GOAL: Of the lines in the entries below, state how many hold the word "caption". Say nothing else.
= = = = =
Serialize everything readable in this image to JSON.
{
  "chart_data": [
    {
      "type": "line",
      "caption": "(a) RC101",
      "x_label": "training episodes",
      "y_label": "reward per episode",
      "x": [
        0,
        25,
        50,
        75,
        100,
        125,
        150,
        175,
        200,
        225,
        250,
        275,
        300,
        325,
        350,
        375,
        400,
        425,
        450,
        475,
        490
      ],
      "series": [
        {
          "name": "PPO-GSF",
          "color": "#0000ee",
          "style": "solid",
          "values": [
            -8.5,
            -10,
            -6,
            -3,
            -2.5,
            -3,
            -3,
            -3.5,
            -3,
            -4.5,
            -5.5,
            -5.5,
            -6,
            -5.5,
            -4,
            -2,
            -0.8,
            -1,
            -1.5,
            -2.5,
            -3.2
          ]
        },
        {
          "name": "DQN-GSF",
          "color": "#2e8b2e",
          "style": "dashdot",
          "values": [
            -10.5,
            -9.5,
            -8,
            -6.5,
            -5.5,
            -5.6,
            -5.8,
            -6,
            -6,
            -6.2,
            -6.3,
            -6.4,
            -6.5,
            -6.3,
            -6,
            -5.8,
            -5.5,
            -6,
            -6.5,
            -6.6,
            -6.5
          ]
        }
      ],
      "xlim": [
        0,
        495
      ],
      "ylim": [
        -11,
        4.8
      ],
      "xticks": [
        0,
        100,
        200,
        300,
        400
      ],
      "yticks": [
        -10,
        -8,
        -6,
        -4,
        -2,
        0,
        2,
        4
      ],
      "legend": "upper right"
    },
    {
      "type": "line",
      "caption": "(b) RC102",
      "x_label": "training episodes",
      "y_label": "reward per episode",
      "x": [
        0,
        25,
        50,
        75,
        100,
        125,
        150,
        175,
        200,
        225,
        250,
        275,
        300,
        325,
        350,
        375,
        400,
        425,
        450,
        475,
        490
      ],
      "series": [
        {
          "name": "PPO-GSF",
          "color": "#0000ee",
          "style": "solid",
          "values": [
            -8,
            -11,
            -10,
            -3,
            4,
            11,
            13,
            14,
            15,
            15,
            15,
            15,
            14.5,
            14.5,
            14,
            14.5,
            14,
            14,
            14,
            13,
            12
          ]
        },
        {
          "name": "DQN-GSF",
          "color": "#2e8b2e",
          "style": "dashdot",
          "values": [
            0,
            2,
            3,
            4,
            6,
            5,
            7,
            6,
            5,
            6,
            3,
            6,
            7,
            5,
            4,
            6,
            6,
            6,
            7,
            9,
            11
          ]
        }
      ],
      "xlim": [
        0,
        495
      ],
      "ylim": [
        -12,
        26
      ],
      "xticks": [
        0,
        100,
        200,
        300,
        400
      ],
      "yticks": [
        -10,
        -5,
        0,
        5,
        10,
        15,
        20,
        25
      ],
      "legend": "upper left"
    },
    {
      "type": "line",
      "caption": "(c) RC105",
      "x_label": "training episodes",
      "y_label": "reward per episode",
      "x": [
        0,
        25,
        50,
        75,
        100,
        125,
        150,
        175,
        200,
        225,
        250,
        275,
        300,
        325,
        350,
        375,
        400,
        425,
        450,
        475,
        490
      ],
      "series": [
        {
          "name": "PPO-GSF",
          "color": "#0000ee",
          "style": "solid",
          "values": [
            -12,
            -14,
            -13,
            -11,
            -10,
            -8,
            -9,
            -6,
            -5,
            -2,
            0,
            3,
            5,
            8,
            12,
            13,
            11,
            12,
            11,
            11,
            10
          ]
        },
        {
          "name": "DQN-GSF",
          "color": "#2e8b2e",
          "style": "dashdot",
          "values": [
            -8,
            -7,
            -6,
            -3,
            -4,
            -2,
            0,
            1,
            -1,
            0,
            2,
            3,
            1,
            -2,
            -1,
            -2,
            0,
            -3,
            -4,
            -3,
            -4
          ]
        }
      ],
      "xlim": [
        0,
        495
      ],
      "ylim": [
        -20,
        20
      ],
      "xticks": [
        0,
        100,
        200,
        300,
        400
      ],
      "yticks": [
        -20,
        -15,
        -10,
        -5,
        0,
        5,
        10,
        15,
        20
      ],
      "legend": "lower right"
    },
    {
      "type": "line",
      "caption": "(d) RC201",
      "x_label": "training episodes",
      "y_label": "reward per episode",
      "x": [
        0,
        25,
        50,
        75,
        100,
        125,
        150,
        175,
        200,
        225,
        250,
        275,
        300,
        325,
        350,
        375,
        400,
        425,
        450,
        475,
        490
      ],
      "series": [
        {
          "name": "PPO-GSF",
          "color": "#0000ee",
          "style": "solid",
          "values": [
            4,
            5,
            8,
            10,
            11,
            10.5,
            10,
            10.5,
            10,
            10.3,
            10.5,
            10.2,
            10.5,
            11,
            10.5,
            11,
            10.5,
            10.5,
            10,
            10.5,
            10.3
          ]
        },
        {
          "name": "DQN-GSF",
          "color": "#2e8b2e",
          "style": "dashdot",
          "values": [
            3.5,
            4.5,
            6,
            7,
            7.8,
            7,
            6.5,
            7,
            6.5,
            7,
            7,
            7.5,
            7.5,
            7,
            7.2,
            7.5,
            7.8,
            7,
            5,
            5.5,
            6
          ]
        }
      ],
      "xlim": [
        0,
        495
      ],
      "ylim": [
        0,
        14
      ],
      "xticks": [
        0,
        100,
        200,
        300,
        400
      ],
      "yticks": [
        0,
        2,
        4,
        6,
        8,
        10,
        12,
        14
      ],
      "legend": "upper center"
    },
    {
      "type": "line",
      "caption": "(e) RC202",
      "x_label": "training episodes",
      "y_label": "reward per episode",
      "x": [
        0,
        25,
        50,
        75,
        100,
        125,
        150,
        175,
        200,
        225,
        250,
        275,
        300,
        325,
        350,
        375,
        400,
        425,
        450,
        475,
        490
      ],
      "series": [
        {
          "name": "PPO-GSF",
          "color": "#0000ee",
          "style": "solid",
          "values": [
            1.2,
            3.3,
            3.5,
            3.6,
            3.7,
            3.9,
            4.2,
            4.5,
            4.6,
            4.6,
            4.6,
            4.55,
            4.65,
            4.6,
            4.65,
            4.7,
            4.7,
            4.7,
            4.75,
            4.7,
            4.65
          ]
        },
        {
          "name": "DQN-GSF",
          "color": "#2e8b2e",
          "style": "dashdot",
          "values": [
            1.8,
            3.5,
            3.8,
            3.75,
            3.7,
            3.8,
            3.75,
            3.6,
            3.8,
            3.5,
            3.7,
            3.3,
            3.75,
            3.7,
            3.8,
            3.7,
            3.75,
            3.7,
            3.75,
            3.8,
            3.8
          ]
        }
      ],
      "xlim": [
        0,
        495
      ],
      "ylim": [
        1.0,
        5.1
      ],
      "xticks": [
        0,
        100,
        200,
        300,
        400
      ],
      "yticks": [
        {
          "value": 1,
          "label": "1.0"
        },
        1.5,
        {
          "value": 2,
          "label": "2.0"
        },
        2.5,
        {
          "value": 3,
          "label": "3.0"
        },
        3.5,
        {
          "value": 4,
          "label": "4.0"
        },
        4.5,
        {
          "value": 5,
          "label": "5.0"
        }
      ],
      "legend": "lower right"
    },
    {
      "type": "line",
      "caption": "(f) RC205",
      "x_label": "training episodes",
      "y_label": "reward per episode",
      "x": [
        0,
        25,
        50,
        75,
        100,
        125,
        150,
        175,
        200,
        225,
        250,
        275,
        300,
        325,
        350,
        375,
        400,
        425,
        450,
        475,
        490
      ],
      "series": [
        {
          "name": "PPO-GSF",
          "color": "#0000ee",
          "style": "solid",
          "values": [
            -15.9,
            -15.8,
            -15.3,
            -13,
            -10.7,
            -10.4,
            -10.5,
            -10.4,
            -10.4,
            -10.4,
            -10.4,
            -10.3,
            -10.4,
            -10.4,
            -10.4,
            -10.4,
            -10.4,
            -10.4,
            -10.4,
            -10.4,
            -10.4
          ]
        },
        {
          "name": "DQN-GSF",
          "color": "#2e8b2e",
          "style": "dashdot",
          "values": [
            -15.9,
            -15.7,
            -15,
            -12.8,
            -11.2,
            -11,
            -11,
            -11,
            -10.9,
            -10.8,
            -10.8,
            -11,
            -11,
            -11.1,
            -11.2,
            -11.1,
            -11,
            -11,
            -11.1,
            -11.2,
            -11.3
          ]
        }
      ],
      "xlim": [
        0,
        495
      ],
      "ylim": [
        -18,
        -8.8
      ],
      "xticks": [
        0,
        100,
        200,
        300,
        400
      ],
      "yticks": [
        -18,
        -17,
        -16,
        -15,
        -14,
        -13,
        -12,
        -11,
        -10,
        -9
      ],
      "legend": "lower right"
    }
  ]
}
= = = = =
RESULT OF THE EXERCISE: 6